JOB:
Without the pictures, copy the entries below word for word.

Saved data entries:
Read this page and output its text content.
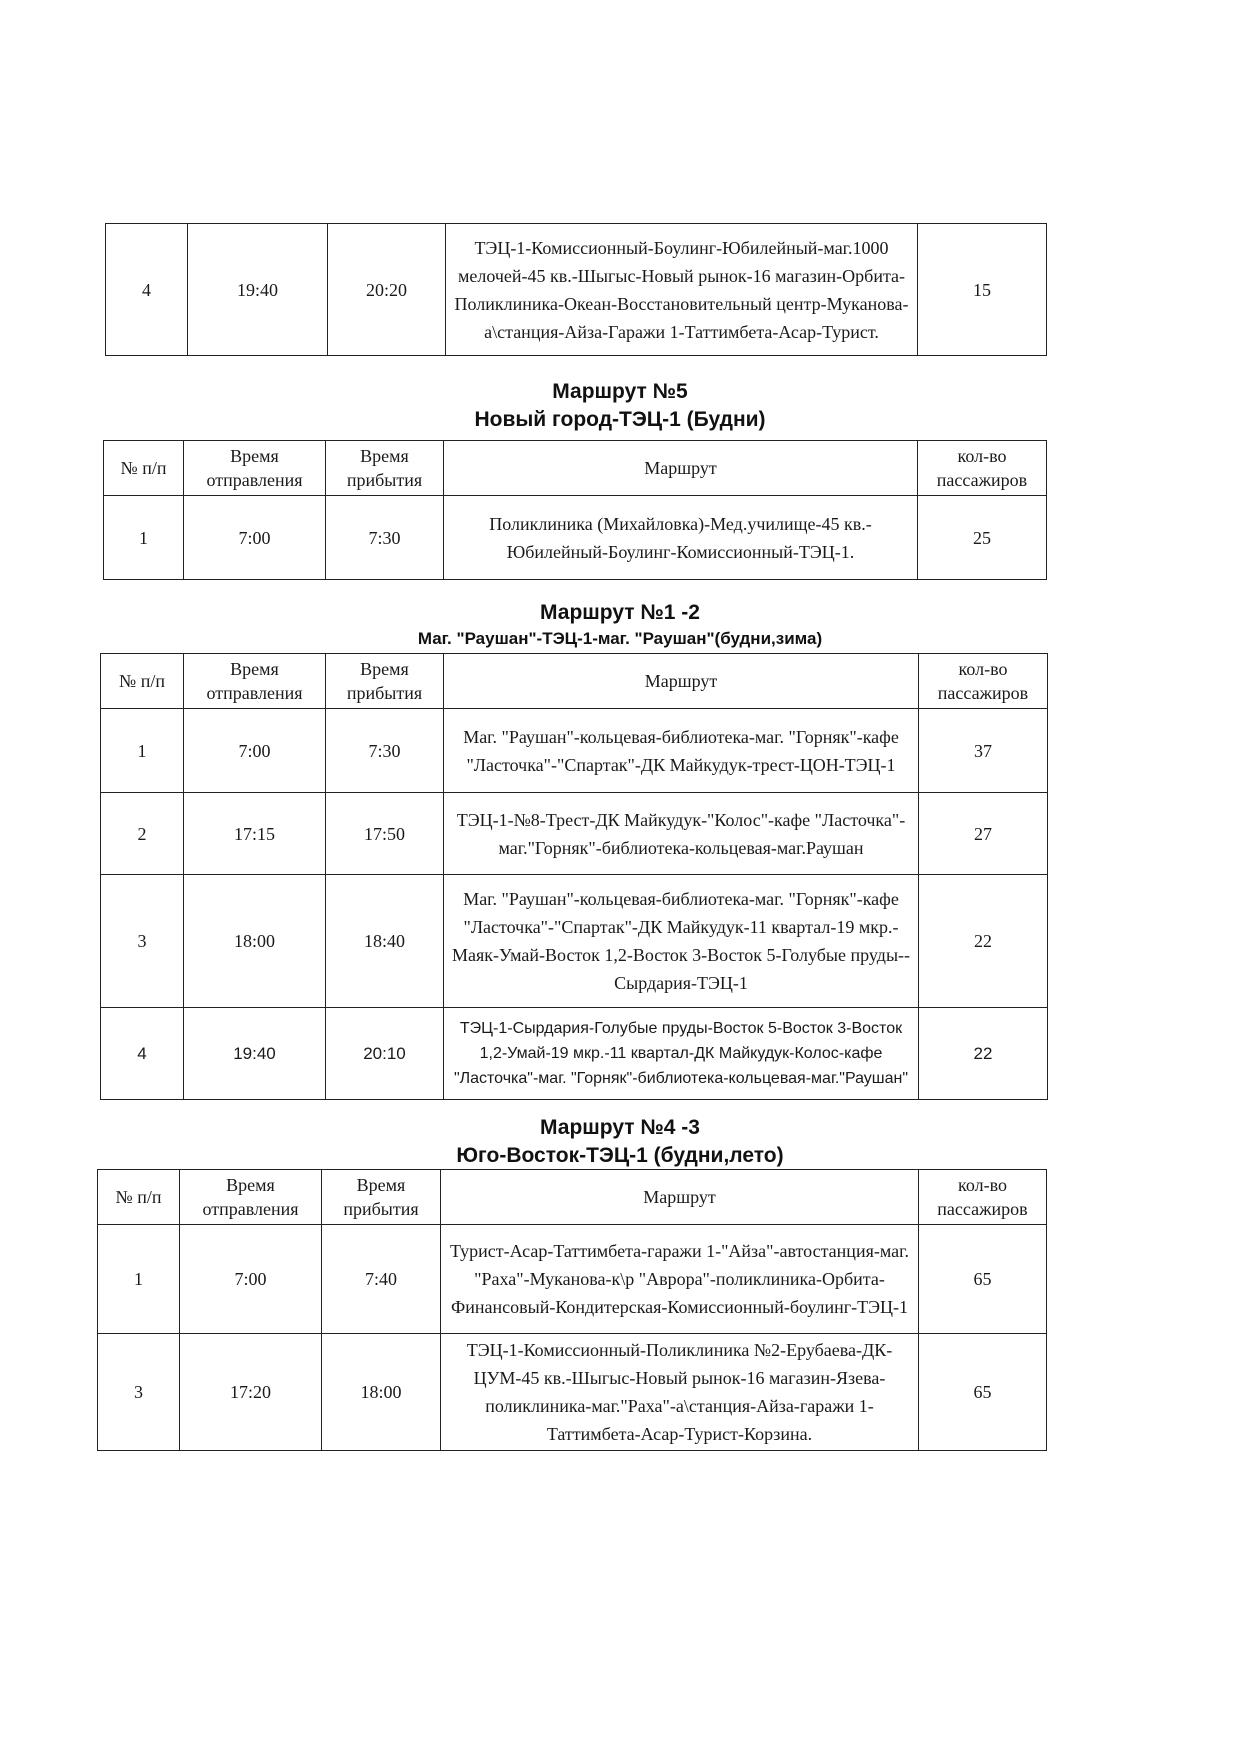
4	19:40	20:20	ТЭЦ-1-Комиссионный-Боулинг-Юбилейный-маг.1000 мелочей-45 кв.-Шыгыс-Новый рынок-16 магазин-Орбита-Поликлиника-Океан-Восстановительный центр-Муканова-а\станция-Айза-Гаражи 1-Таттимбета-Асар-Турист.	15
Маршрут №5
Новый город-ТЭЦ-1 (Будни)
№ п/п	Время отправления	Время прибытия	Маршрут	кол-во пассажиров
1	7:00	7:30	Поликлиника (Михайловка)-Мед.училище-45 кв.-Юбилейный-Боулинг-Комиссионный-ТЭЦ-1.	25
Маршрут №1 -2
Маг. "Раушан"-ТЭЦ-1-маг. "Раушан"(будни,зима)
№ п/п	Время отправления	Время прибытия	Маршрут	кол-во пассажиров
1	7:00	7:30	Маг. "Раушан"-кольцевая-библиотека-маг. "Горняк"-кафе "Ласточка"-"Спартак"-ДК Майкудук-трест-ЦОН-ТЭЦ-1	37
2	17:15	17:50	ТЭЦ-1-№8-Трест-ДК Майкудук-"Колос"-кафе "Ласточка"-маг."Горняк"-библиотека-кольцевая-маг.Раушан	27
3	18:00	18:40	Маг. "Раушан"-кольцевая-библиотека-маг. "Горняк"-кафе "Ласточка"-"Спартак"-ДК Майкудук-11 квартал-19 мкр.-Маяк-Умай-Восток 1,2-Восток 3-Восток 5-Голубые пруды--Сырдария-ТЭЦ-1	22
4	19:40	20:10	ТЭЦ-1-Сырдария-Голубые пруды-Восток 5-Восток 3-Восток 1,2-Умай-19 мкр.-11 квартал-ДК Майкудук-Колос-кафе "Ласточка"-маг. "Горняк"-библиотека-кольцевая-маг."Раушан"	22
Маршрут №4 -3
Юго-Восток-ТЭЦ-1 (будни,лето)
№ п/п	Время отправления	Время прибытия	Маршрут	кол-во пассажиров
1	7:00	7:40	Турист-Асар-Таттимбета-гаражи 1-"Айза"-автостанция-маг. "Раха"-Муканова-к\р "Аврора"-поликлиника-Орбита-Финансовый-Кондитерская-Комиссионный-боулинг-ТЭЦ-1	65
3	17:20	18:00	ТЭЦ-1-Комиссионный-Поликлиника №2-Ерубаева-ДК-ЦУМ-45 кв.-Шыгыс-Новый рынок-16 магазин-Язева-поликлиника-маг."Раха"-а\станция-Айза-гаражи 1-Таттимбета-Асар-Турист-Корзина.	65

REPLY TO THE TASK:
Read this page and output its text content.
4	19:40	20:20	ТЭЦ-1-Комиссионный-Боулинг-Юбилейный-маг.1000 мелочей-45 кв.-Шыгыс-Новый рынок-16 магазин-Орбита-Поликлиника-Океан-Восстановительный центр-Муканова-а\станция-Айза-Гаражи 1-Таттимбета-Асар-Турист.	15
Маршрут №5
Новый город-ТЭЦ-1 (Будни)
№ п/п	Время отправления	Время прибытия	Маршрут	кол-во пассажиров
1	7:00	7:30	Поликлиника (Михайловка)-Мед.училище-45 кв.-Юбилейный-Боулинг-Комиссионный-ТЭЦ-1.	25
Маршрут №1 -2
Маг. "Раушан"-ТЭЦ-1-маг. "Раушан"(будни,зима)
№ п/п	Время отправления	Время прибытия	Маршрут	кол-во пассажиров
1	7:00	7:30	Маг. "Раушан"-кольцевая-библиотека-маг. "Горняк"-кафе "Ласточка"-"Спартак"-ДК Майкудук-трест-ЦОН-ТЭЦ-1	37
2	17:15	17:50	ТЭЦ-1-№8-Трест-ДК Майкудук-"Колос"-кафе "Ласточка"-маг."Горняк"-библиотека-кольцевая-маг.Раушан	27
3	18:00	18:40	Маг. "Раушан"-кольцевая-библиотека-маг. "Горняк"-кафе "Ласточка"-"Спартак"-ДК Майкудук-11 квартал-19 мкр.-Маяк-Умай-Восток 1,2-Восток 3-Восток 5-Голубые пруды--Сырдария-ТЭЦ-1	22
4	19:40	20:10	ТЭЦ-1-Сырдария-Голубые пруды-Восток 5-Восток 3-Восток 1,2-Умай-19 мкр.-11 квартал-ДК Майкудук-Колос-кафе "Ласточка"-маг. "Горняк"-библиотека-кольцевая-маг."Раушан"	22
Маршрут №4 -3
Юго-Восток-ТЭЦ-1 (будни,лето)
№ п/п	Время отправления	Время прибытия	Маршрут	кол-во пассажиров
1	7:00	7:40	Турист-Асар-Таттимбета-гаражи 1-"Айза"-автостанция-маг. "Раха"-Муканова-к\р "Аврора"-поликлиника-Орбита-Финансовый-Кондитерская-Комиссионный-боулинг-ТЭЦ-1	65
3	17:20	18:00	ТЭЦ-1-Комиссионный-Поликлиника №2-Ерубаева-ДК-ЦУМ-45 кв.-Шыгыс-Новый рынок-16 магазин-Язева-поликлиника-маг."Раха"-а\станция-Айза-гаражи 1-Таттимбета-Асар-Турист-Корзина.	65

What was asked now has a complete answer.